─── Excerpt to read

It is therefore an object of the invention to provide such apparatus, including a sub for use in connecting the lower end of a hanger body and upper end of the casing string, or other well conducts to be moved longitudinally with respect to one another without relative rotation, which may be so adjusted without the need for pup joints, slip type hangers, or specially constructed hangers of the type above described.

More particularly, it is an object of this invention to provide such apparatus including a sub which is particularly well suited for use in a well bore in that it requires substantially no more radial space than would a direct threaded connection between the ends of the conduits, but which is capable of transmitting substantially the same axial load when, for example, the string is placed in tension.

──────
─── Excerpted data

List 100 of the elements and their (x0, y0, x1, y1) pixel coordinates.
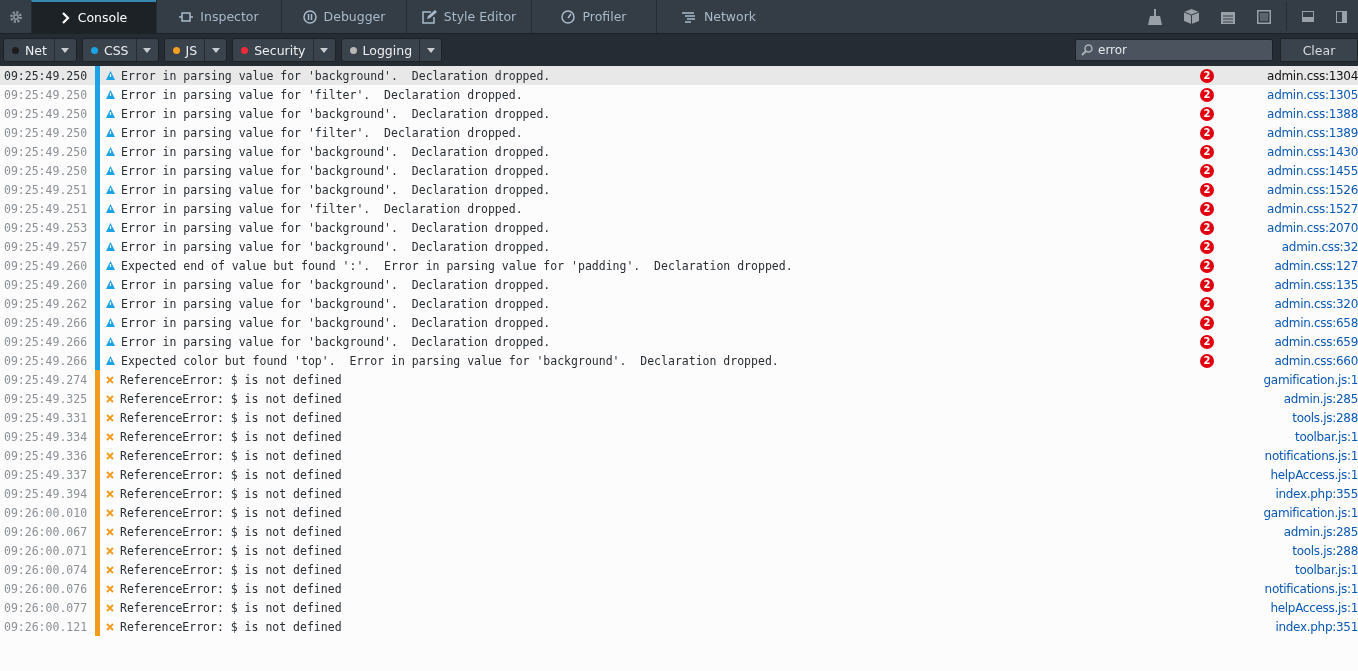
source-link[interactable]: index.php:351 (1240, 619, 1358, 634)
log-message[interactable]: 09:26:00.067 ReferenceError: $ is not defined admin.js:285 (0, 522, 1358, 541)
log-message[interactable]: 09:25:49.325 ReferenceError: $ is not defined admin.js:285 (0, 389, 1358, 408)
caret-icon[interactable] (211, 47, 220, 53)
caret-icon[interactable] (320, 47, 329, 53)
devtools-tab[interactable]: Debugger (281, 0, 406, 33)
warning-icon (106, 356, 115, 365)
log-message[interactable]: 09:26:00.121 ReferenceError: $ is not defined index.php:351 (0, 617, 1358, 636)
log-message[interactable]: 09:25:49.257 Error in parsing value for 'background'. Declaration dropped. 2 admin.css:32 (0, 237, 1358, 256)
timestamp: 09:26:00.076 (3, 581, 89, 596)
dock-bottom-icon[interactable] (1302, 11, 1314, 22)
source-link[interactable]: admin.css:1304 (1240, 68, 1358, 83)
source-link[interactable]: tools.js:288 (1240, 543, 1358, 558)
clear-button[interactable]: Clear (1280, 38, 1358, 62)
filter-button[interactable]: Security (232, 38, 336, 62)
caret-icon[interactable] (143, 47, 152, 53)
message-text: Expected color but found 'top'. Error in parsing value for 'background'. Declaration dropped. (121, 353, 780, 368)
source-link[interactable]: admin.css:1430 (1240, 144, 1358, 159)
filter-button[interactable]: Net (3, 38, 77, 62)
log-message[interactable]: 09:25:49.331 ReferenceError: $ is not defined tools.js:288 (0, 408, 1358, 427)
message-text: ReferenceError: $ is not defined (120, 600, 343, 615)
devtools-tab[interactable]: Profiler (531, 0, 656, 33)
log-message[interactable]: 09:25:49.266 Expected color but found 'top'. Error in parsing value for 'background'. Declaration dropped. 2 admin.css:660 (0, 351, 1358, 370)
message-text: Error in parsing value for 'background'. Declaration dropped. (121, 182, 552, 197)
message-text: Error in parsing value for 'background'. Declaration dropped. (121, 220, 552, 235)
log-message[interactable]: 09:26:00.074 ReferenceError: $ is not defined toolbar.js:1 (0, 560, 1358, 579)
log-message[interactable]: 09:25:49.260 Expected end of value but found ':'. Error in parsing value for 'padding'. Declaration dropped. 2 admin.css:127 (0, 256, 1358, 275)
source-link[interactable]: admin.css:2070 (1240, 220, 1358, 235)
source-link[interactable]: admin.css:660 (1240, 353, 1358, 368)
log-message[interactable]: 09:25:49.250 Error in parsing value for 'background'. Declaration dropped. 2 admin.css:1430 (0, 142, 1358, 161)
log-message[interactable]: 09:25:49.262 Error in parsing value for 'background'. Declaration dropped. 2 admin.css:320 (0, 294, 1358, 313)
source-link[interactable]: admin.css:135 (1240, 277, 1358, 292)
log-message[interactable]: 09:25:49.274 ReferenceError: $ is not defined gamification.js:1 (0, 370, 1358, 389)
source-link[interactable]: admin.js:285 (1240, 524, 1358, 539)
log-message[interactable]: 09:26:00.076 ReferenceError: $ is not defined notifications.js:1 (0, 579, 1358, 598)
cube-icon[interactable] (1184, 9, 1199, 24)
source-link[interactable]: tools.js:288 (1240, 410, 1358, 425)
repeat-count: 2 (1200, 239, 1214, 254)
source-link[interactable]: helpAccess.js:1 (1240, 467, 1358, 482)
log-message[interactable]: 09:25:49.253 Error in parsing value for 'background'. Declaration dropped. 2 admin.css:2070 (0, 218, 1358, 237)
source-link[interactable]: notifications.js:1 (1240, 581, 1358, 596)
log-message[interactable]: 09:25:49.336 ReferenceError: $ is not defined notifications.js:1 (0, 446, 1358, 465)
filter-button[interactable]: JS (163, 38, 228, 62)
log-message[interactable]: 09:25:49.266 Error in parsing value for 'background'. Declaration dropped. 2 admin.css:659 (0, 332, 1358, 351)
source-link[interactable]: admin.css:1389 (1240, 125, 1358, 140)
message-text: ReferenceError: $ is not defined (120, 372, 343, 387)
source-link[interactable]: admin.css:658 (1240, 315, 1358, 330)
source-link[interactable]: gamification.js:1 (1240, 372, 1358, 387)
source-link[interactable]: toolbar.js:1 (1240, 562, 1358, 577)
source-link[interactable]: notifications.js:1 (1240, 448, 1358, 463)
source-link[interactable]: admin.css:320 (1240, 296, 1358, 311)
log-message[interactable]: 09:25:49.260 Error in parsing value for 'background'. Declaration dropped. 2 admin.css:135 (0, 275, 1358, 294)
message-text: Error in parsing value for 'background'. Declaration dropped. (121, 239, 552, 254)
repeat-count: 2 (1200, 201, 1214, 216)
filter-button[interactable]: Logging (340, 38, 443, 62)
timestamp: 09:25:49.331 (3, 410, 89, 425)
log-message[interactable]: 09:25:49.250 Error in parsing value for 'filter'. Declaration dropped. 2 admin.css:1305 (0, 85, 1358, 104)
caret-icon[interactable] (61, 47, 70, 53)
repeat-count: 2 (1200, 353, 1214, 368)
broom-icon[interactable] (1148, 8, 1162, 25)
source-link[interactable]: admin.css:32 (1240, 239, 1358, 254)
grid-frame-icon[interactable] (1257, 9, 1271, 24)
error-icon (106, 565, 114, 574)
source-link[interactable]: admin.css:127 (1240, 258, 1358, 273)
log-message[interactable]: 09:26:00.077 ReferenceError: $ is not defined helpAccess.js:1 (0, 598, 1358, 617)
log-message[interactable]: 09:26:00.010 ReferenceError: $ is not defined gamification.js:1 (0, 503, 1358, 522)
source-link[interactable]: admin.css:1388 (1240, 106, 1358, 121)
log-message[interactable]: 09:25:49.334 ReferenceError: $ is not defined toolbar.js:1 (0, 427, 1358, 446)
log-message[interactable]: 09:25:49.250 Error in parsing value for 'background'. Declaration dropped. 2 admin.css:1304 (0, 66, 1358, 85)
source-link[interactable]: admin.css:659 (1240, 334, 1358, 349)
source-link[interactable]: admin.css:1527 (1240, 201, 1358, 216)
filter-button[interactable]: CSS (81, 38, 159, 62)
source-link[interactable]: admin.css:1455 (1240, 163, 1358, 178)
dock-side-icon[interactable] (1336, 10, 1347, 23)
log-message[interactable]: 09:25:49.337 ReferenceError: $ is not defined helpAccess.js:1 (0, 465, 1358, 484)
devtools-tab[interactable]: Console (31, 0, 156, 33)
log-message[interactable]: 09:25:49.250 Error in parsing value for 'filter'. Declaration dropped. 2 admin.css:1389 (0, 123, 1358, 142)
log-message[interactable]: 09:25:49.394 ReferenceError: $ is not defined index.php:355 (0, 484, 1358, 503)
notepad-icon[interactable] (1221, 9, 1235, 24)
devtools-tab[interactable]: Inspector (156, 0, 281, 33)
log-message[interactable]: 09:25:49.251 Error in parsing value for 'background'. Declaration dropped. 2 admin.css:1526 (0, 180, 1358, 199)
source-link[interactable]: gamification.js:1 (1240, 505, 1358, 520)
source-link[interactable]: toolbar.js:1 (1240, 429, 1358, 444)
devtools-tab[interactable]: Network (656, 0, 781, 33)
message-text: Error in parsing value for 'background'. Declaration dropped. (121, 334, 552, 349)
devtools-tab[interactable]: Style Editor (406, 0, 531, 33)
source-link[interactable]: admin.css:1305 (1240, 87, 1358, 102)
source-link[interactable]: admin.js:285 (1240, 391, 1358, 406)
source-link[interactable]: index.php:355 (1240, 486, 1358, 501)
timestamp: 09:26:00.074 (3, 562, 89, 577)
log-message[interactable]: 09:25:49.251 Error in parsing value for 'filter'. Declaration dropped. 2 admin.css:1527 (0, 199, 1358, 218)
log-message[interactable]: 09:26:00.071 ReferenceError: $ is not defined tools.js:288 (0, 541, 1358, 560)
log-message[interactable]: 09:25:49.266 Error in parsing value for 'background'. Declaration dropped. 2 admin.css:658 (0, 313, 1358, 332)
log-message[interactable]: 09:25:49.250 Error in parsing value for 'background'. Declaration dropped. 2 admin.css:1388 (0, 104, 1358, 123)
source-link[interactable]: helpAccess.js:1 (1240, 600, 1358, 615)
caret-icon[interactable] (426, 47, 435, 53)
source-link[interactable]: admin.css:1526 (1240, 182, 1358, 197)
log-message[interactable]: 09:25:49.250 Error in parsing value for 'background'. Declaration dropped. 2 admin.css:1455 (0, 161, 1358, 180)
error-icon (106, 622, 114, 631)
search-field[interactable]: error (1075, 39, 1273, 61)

──────
─── Excerpted data

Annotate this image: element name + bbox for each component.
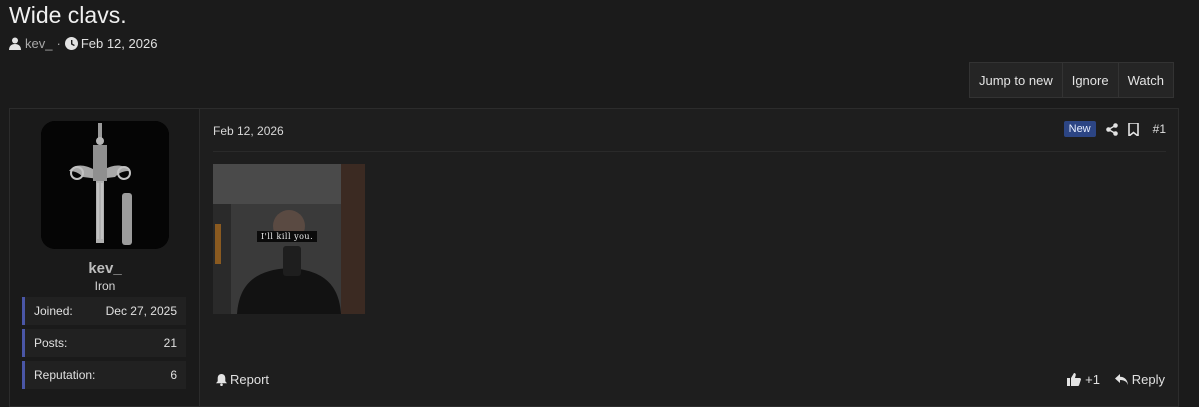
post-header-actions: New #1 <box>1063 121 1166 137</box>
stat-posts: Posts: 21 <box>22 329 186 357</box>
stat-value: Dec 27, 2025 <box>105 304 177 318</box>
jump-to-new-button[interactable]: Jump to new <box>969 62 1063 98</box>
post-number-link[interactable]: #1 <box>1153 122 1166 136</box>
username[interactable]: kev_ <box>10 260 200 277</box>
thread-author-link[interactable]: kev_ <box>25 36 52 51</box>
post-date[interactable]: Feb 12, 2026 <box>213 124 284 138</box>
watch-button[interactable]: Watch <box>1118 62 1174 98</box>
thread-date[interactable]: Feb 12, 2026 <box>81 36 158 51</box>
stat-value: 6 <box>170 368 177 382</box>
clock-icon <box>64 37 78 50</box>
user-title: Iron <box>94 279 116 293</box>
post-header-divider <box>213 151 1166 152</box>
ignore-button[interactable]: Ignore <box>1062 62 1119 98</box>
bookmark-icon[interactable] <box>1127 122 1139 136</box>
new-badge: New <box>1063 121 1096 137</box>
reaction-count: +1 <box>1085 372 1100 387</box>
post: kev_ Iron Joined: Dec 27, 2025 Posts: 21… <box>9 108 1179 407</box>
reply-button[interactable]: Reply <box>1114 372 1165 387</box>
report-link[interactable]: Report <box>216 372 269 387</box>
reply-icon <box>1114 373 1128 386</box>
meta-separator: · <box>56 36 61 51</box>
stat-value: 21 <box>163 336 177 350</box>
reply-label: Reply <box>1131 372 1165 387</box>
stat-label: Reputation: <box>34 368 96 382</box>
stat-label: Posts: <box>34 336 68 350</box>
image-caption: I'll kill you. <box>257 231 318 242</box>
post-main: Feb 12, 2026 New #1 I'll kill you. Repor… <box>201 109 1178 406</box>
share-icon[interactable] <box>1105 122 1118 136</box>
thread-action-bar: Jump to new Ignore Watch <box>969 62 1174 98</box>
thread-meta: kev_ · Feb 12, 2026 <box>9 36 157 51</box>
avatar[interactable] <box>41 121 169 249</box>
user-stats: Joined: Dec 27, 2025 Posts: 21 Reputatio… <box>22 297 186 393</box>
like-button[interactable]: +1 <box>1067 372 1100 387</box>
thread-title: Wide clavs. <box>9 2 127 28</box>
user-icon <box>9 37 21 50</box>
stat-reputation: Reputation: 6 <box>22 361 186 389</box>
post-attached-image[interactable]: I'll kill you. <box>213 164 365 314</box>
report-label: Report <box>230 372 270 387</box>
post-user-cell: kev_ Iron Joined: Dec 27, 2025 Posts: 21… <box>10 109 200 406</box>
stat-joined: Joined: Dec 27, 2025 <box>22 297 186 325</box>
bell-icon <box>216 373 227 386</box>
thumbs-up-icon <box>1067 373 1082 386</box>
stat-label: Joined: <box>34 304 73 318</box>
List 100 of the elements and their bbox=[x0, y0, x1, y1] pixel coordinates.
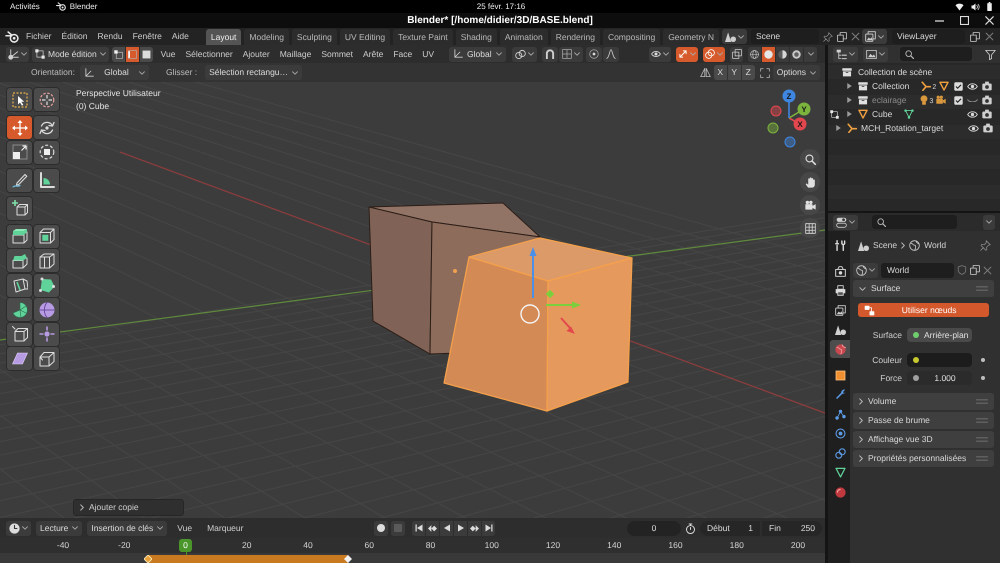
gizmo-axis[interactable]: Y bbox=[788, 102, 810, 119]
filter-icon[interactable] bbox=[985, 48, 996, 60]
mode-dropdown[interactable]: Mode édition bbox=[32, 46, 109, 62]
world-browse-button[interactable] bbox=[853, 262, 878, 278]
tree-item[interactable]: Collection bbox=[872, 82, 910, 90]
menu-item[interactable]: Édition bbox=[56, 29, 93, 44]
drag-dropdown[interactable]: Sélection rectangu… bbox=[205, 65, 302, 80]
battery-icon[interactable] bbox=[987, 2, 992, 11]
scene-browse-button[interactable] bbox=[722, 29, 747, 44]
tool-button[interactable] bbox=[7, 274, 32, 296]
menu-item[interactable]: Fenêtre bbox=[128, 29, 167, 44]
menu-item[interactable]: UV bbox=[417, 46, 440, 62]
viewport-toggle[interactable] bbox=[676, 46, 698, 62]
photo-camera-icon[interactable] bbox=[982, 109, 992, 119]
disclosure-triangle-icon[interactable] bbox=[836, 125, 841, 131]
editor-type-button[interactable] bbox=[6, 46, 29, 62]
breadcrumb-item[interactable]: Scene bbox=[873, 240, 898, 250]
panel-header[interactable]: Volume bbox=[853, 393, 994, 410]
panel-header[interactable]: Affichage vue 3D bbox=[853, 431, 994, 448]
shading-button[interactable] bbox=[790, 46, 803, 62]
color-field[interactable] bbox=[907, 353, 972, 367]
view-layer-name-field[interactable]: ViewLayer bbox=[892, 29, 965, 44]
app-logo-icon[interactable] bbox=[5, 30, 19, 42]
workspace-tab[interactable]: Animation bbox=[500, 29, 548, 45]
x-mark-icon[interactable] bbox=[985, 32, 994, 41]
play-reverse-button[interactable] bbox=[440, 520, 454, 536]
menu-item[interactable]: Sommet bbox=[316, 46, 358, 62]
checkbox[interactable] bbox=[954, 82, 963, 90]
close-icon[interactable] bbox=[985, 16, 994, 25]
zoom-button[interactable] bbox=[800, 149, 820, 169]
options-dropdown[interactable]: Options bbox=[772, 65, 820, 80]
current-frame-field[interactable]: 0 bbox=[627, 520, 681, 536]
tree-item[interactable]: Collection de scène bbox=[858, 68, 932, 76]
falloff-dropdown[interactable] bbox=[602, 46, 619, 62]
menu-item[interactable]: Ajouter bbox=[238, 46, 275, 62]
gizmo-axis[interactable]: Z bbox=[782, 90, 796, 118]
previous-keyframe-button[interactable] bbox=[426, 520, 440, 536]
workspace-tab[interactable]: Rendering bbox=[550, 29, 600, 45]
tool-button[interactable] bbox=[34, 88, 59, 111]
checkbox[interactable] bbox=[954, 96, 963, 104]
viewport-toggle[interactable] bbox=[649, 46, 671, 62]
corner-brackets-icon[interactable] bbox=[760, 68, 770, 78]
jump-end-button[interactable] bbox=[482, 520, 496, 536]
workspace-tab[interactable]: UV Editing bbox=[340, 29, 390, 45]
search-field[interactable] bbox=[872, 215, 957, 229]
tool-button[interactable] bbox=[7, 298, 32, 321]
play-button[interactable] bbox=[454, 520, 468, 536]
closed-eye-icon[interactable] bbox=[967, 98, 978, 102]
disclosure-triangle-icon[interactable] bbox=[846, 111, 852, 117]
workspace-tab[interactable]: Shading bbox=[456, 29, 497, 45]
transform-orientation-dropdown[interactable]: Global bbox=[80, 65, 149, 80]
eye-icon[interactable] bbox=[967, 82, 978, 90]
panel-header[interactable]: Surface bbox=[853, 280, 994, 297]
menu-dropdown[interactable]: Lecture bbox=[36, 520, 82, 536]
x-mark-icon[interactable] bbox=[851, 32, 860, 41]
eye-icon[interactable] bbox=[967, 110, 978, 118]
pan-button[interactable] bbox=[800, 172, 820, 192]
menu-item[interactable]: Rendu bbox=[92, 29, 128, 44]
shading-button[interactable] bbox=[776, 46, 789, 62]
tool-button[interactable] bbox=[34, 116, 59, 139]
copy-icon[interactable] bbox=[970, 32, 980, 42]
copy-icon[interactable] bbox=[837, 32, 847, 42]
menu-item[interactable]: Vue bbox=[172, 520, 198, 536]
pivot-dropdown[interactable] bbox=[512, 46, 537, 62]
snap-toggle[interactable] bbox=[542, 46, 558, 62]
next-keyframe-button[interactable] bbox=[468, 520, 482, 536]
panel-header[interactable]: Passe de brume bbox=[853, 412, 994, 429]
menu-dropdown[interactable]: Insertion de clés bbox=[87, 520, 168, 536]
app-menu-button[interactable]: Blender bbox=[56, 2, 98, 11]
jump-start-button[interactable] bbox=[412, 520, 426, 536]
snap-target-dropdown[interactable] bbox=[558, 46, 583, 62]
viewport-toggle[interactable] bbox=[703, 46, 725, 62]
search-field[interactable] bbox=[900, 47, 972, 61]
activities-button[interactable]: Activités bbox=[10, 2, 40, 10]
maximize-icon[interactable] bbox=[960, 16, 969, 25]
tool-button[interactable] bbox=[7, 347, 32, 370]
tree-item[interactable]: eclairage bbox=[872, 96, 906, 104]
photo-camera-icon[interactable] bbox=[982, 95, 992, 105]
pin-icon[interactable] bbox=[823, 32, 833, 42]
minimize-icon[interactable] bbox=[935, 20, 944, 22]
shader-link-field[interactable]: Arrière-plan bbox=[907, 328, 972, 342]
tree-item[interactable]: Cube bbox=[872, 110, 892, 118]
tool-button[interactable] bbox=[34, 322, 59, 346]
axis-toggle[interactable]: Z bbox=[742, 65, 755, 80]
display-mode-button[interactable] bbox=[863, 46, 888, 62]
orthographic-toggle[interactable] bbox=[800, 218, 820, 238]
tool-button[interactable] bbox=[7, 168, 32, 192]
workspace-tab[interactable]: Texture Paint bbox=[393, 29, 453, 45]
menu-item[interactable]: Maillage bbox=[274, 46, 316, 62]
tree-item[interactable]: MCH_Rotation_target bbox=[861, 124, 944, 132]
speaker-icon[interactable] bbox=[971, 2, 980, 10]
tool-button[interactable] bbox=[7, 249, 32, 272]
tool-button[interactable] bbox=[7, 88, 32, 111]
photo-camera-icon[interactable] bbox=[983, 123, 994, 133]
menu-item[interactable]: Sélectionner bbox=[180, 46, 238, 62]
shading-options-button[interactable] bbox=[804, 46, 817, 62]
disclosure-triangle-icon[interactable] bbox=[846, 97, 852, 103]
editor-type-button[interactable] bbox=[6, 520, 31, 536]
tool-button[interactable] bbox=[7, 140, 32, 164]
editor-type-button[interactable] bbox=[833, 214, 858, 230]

──────
─── Excerpted data

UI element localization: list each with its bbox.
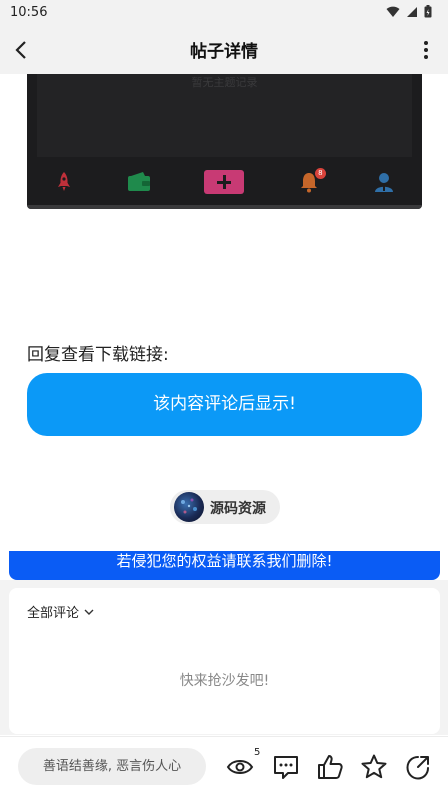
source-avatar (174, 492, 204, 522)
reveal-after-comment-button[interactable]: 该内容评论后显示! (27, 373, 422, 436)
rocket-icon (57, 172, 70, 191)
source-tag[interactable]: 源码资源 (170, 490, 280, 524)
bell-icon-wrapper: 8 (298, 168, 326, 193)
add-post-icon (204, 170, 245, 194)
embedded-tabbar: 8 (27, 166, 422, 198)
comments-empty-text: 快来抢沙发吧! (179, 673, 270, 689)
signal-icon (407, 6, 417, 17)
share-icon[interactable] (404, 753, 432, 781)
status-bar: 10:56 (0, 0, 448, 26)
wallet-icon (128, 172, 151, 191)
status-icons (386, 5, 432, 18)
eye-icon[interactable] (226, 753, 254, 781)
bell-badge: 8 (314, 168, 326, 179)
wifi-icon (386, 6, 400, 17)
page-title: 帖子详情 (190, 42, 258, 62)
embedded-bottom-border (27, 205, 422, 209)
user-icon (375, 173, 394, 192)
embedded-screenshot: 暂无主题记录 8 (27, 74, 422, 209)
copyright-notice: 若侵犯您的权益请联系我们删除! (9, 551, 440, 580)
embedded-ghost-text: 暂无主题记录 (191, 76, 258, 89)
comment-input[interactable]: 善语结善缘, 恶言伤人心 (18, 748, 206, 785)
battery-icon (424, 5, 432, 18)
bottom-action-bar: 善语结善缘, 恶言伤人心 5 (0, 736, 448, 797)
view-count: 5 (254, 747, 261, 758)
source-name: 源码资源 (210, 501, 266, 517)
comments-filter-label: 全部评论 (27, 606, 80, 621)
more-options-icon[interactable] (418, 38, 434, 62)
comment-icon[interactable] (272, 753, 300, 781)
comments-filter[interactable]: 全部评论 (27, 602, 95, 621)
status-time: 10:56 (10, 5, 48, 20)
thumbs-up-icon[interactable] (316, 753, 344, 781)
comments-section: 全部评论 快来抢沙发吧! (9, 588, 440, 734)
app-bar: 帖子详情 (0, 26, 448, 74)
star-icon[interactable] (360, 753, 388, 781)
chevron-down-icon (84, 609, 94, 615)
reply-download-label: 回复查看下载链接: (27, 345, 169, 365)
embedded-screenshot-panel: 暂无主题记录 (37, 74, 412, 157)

──────

• List of tasks:
1. From the excerpt about the well conduit sub, list every item the apparatus is meant to be adjustable without needing.
2. Using the excerpt about the well conduit sub, answer these questions:
(a) Which two ends is the sub used to connect?
(b) The sub requires substantially no more radial space than what?
(c) What example is given of when the sub must transmit substantially the same axial load?
3. Reproduce word for word a passage from the excerpt about the well conduit sub. Begin at the words "It is therefore" and stop after the words "type above described.".

• Outputs:
1.
- Pup joints
- Slip type hangers
- Specially constructed hangers of the type above described

2.
(a) The lower end of a hanger body and the upper end of the casing string.
(b) A direct threaded connection between the ends of the conduits.
(c) When the string is placed in tension.

3.
It is therefore an object of the invention to provide such apparatus, including a sub for use in connecting the lower end of a hanger body and upper end of the casing string, or other well conducts to be moved longitudinally with respect to one another without relative rotation, which may be so adjusted without the need for pup joints, slip type hangers, or specially constructed hangers of the type above described.